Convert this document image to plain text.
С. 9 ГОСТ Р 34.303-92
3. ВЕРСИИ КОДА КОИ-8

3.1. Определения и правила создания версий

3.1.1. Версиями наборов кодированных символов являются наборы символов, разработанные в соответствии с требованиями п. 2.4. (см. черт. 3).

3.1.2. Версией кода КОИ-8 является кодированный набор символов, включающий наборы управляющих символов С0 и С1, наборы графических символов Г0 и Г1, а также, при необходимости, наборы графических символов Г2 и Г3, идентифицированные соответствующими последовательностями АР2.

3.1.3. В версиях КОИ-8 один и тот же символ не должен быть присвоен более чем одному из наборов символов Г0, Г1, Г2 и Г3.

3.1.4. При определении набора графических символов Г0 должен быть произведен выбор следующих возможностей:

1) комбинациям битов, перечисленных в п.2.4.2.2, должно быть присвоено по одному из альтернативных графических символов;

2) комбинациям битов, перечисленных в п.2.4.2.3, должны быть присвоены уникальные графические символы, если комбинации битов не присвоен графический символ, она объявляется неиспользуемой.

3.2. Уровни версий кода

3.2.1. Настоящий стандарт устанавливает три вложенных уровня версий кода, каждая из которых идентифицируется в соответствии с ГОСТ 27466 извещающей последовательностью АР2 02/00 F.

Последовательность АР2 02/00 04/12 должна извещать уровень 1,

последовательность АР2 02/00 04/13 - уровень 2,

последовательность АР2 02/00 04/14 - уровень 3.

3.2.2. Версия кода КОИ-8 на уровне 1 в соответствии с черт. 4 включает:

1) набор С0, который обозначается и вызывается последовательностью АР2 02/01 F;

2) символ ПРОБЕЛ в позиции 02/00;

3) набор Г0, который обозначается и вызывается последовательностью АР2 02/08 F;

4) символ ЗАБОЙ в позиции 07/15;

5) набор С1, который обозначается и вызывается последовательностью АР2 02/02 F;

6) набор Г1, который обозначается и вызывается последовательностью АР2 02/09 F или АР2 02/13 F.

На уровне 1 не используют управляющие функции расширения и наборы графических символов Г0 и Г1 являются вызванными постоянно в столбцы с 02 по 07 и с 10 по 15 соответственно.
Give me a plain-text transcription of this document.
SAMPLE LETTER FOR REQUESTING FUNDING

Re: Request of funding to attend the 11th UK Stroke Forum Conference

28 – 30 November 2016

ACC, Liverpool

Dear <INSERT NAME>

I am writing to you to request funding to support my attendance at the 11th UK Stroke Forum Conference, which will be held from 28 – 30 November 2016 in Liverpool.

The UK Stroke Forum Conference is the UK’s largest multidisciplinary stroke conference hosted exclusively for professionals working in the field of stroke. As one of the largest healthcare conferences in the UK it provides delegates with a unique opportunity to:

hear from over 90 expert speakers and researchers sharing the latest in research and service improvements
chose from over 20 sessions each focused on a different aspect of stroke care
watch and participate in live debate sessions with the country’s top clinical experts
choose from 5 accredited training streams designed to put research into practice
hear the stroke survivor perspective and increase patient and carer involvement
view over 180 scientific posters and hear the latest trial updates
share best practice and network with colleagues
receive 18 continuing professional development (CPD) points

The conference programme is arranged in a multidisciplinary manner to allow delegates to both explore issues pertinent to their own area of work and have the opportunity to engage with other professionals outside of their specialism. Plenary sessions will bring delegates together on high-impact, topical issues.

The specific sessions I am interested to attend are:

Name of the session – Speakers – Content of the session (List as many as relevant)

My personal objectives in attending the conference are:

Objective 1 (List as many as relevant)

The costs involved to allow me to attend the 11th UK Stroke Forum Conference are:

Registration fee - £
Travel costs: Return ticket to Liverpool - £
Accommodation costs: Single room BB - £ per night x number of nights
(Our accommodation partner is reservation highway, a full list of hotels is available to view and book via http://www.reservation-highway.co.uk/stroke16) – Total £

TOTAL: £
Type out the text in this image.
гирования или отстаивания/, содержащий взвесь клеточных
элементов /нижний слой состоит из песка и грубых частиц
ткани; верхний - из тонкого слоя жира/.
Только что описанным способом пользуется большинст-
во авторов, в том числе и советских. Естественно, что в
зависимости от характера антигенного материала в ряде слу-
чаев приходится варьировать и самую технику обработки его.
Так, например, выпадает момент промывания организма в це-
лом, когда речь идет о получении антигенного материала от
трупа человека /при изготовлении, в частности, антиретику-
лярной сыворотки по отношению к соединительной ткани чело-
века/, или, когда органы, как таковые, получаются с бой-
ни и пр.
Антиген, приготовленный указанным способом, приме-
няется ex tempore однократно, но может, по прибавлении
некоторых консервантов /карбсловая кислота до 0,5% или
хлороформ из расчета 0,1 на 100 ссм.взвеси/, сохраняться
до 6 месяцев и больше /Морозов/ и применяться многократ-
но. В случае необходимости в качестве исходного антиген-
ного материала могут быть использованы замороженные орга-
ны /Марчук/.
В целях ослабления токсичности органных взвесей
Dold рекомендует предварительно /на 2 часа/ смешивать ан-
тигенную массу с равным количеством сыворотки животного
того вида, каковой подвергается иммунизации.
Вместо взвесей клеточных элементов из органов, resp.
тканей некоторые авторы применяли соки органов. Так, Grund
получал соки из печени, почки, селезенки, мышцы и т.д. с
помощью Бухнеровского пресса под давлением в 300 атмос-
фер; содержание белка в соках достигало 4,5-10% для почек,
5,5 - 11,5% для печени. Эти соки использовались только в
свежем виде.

----

## WHAT YOU NEED TO DO
Your task is to transcribe the listing above in full, exactly as given.

## OUTPUT FOR THIS TASK
Convert this document image to plain text.
С. 9 ГОСТ Р 34.303-92
3. ВЕРСИИ КОДА КОИ-8

3.1. Определения и правила создания версий

3.1.1. Версиями наборов кодированных символов являются наборы символов, разработанные в соответствии с требованиями п. 2.4. (см. черт. 3).

3.1.2. Версией кода КОИ-8 является кодированный набор символов, включающий наборы управляющих символов С0 и С1, наборы графических символов Г0 и Г1, а также, при необходимости, наборы графических символов Г2 и Г3, идентифицированные соответствующими последовательностями АР2.

3.1.3. В версиях КОИ-8 один и тот же символ не должен быть присвоен более чем одному из наборов символов Г0, Г1, Г2 и Г3.

3.1.4. При определении набора графических символов Г0 должен быть произведен выбор следующих возможностей:

1) комбинациям битов, перечисленных в п.2.4.2.2, должно быть присвоено по одному из альтернативных графических символов;

2) комбинациям битов, перечисленных в п.2.4.2.3, должны быть присвоены уникальные графические символы, если комбинации битов не присвоен графический символ, она объявляется неиспользуемой.

3.2. Уровни версий кода

3.2.1. Настоящий стандарт устанавливает три вложенных уровня версий кода, каждая из которых идентифицируется в соответствии с ГОСТ 27466 извещающей последовательностью АР2 02/00 F.

Последовательность АР2 02/00 04/12 должна извещать уровень 1,

последовательность АР2 02/00 04/13 - уровень 2,

последовательность АР2 02/00 04/14 - уровень 3.

3.2.2. Версия кода КОИ-8 на уровне 1 в соответствии с черт. 4 включает:

1) набор С0, который обозначается и вызывается последовательностью АР2 02/01 F;

2) символ ПРОБЕЛ в позиции 02/00;

3) набор Г0, который обозначается и вызывается последовательностью АР2 02/08 F;

4) символ ЗАБОЙ в позиции 07/15;

5) набор С1, который обозначается и вызывается последовательностью АР2 02/02 F;

6) набор Г1, который обозначается и вызывается последовательностью АР2 02/09 F или АР2 02/13 F.

На уровне 1 не используют управляющие функции расширения и наборы графических символов Г0 и Г1 являются вызванными постоянно в столбцы с 02 по 07 и с 10 по 15 соответственно.
Give me a plain-text transcription of this document.
SAMPLE LETTER FOR REQUESTING FUNDING

Re: Request of funding to attend the 11th UK Stroke Forum Conference

28 – 30 November 2016

ACC, Liverpool

Dear <INSERT NAME>

I am writing to you to request funding to support my attendance at the 11th UK Stroke Forum Conference, which will be held from 28 – 30 November 2016 in Liverpool.

The UK Stroke Forum Conference is the UK’s largest multidisciplinary stroke conference hosted exclusively for professionals working in the field of stroke. As one of the largest healthcare conferences in the UK it provides delegates with a unique opportunity to:

hear from over 90 expert speakers and researchers sharing the latest in research and service improvements
chose from over 20 sessions each focused on a different aspect of stroke care
watch and participate in live debate sessions with the country’s top clinical experts
choose from 5 accredited training streams designed to put research into practice
hear the stroke survivor perspective and increase patient and carer involvement
view over 180 scientific posters and hear the latest trial updates
share best practice and network with colleagues
receive 18 continuing professional development (CPD) points

The conference programme is arranged in a multidisciplinary manner to allow delegates to both explore issues pertinent to their own area of work and have the opportunity to engage with other professionals outside of their specialism. Plenary sessions will bring delegates together on high-impact, topical issues.

The specific sessions I am interested to attend are:

Name of the session – Speakers – Content of the session (List as many as relevant)

My personal objectives in attending the conference are:

Objective 1 (List as many as relevant)

The costs involved to allow me to attend the 11th UK Stroke Forum Conference are:

Registration fee - £
Travel costs: Return ticket to Liverpool - £
Accommodation costs: Single room BB - £ per night x number of nights
(Our accommodation partner is reservation highway, a full list of hotels is available to view and book via http://www.reservation-highway.co.uk/stroke16) – Total £

TOTAL: £
Type out the text in this image.
гирования или отстаивания/, содержащий взвесь клеточных
элементов /нижний слой состоит из песка и грубых частиц
ткани; верхний - из тонкого слоя жира/.
Только что описанным способом пользуется большинст-
во авторов, в том числе и советских. Естественно, что в
зависимости от характера антигенного материала в ряде слу-
чаев приходится варьировать и самую технику обработки его.
Так, например, выпадает момент промывания организма в це-
лом, когда речь идет о получении антигенного материала от
трупа человека /при изготовлении, в частности, антиретику-
лярной сыворотки по отношению к соединительной ткани чело-
века/, или, когда органы, как таковые, получаются с бой-
ни и пр.
Антиген, приготовленный указанным способом, приме-
няется ex tempore однократно, но может, по прибавлении
некоторых консервантов /карбсловая кислота до 0,5% или
хлороформ из расчета 0,1 на 100 ссм.взвеси/, сохраняться
до 6 месяцев и больше /Морозов/ и применяться многократ-
но. В случае необходимости в качестве исходного антиген-
ного материала могут быть использованы замороженные орга-
ны /Марчук/.
В целях ослабления токсичности органных взвесей
Dold рекомендует предварительно /на 2 часа/ смешивать ан-
тигенную массу с равным количеством сыворотки животного
того вида, каковой подвергается иммунизации.
Вместо взвесей клеточных элементов из органов, resp.
тканей некоторые авторы применяли соки органов. Так, Grund
получал соки из печени, почки, селезенки, мышцы и т.д. с
помощью Бухнеровского пресса под давлением в 300 атмос-
фер; содержание белка в соках достигало 4,5-10% для почек,
5,5 - 11,5% для печени. Эти соки использовались только в
свежем виде.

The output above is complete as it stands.